§ **Work to be completed**
Leave out the pictures and reproduce all of the data exactly.

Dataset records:
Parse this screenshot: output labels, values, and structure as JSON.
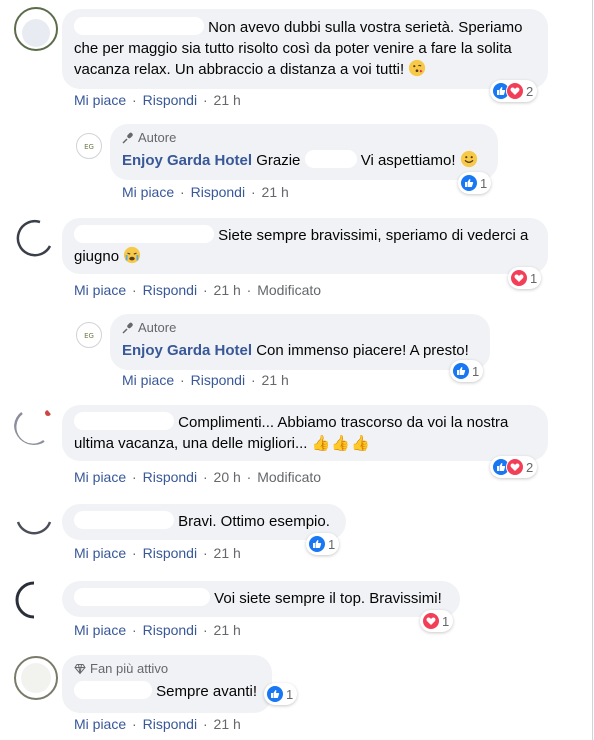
{
  "actions": {
    "like": "Mi piace",
    "reply": "Rispondi",
    "sep": "·",
    "edited": "Modificato"
  },
  "comments": [
    {
      "text": "Non avevo dubbi sulla vostra serietà. Speriamo che per maggio sia tutto risolto così da poter venire a fare la solita vacanza relax. Un abbraccio a distanza a voi tutti!",
      "time": "21 h",
      "reactions_count": "2",
      "reactions": [
        "like",
        "love"
      ],
      "reply": {
        "badge": "Autore",
        "page_name": "Enjoy Garda Hotel",
        "text_before": "Grazie",
        "text_after": "Vi aspettiamo!",
        "time": "21 h",
        "reactions_count": "1",
        "reactions": [
          "like"
        ]
      }
    },
    {
      "text": "Siete sempre bravissimi, speriamo di vederci a giugno",
      "time": "21 h",
      "edited": true,
      "reactions_count": "1",
      "reactions": [
        "love"
      ],
      "reply": {
        "badge": "Autore",
        "page_name": "Enjoy Garda Hotel",
        "text": "Con immenso piacere! A presto!",
        "time": "21 h",
        "reactions_count": "1",
        "reactions": [
          "like"
        ]
      }
    },
    {
      "text": "Complimenti... Abbiamo trascorso da voi la nostra ultima vacanza, una delle migliori...",
      "time": "20 h",
      "edited": true,
      "reactions_count": "2",
      "reactions": [
        "like",
        "love"
      ]
    },
    {
      "text": "Bravi. Ottimo esempio.",
      "time": "21 h",
      "reactions_count": "1",
      "reactions": [
        "like"
      ]
    },
    {
      "text": "Voi siete sempre il top. Bravissimi!",
      "time": "21 h",
      "reactions_count": "1",
      "reactions": [
        "love"
      ]
    },
    {
      "badge": "Fan più attivo",
      "text": "Sempre avanti!",
      "time": "21 h",
      "reactions_count": "1",
      "reactions": [
        "like"
      ]
    }
  ],
  "colors": {
    "link": "#385898",
    "bubble": "#f0f2f5",
    "meta": "#65676b",
    "like": "#1877f2",
    "love": "#f33e58"
  }
}
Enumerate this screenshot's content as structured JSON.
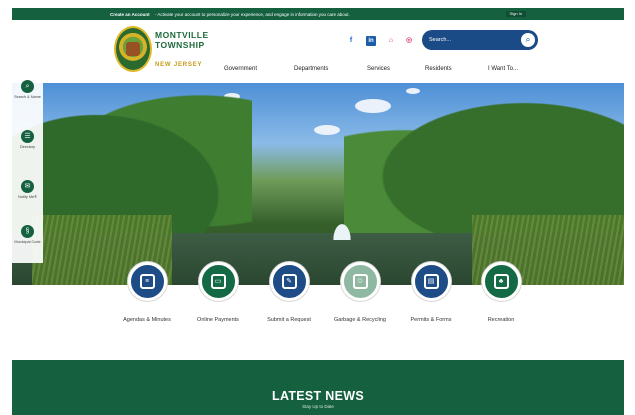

§ **Response to this task**
Parse this screenshot: output labels, values, and structure as JSON.
{
  "actions": {
    "like": "Mi piace",
    "reply": "Rispondi",
    "sep": "·",
    "edited": "Modificato"
  },
  "comments": [
    {
      "text": "Non avevo dubbi sulla vostra serietà. Speriamo che per maggio sia tutto risolto così da poter venire a fare la solita vacanza relax. Un abbraccio a distanza a voi tutti!",
      "time": "21 h",
      "reactions_count": "2",
      "reactions": [
        "like",
        "love"
      ],
      "reply": {
        "badge": "Autore",
        "page_name": "Enjoy Garda Hotel",
        "text_before": "Grazie",
        "text_after": "Vi aspettiamo!",
        "time": "21 h",
        "reactions_count": "1",
        "reactions": [
          "like"
        ]
      }
    },
    {
      "text": "Siete sempre bravissimi, speriamo di vederci a giugno",
      "time": "21 h",
      "edited": true,
      "reactions_count": "1",
      "reactions": [
        "love"
      ],
      "reply": {
        "badge": "Autore",
        "page_name": "Enjoy Garda Hotel",
        "text": "Con immenso piacere! A presto!",
        "time": "21 h",
        "reactions_count": "1",
        "reactions": [
          "like"
        ]
      }
    },
    {
      "text": "Complimenti... Abbiamo trascorso da voi la nostra ultima vacanza, una delle migliori...",
      "time": "20 h",
      "edited": true,
      "reactions_count": "2",
      "reactions": [
        "like",
        "love"
      ]
    },
    {
      "text": "Bravi. Ottimo esempio.",
      "time": "21 h",
      "reactions_count": "1",
      "reactions": [
        "like"
      ]
    },
    {
      "text": "Voi siete sempre il top. Bravissimi!",
      "time": "21 h",
      "reactions_count": "1",
      "reactions": [
        "love"
      ]
    },
    {
      "badge": "Fan più attivo",
      "text": "Sempre avanti!",
      "time": "21 h",
      "reactions_count": "1",
      "reactions": [
        "like"
      ]
    }
  ],
  "colors": {
    "link": "#385898",
    "bubble": "#f0f2f5",
    "meta": "#65676b",
    "like": "#1877f2",
    "love": "#f33e58"
  }
}
Enumerate this screenshot's content as structured JSON.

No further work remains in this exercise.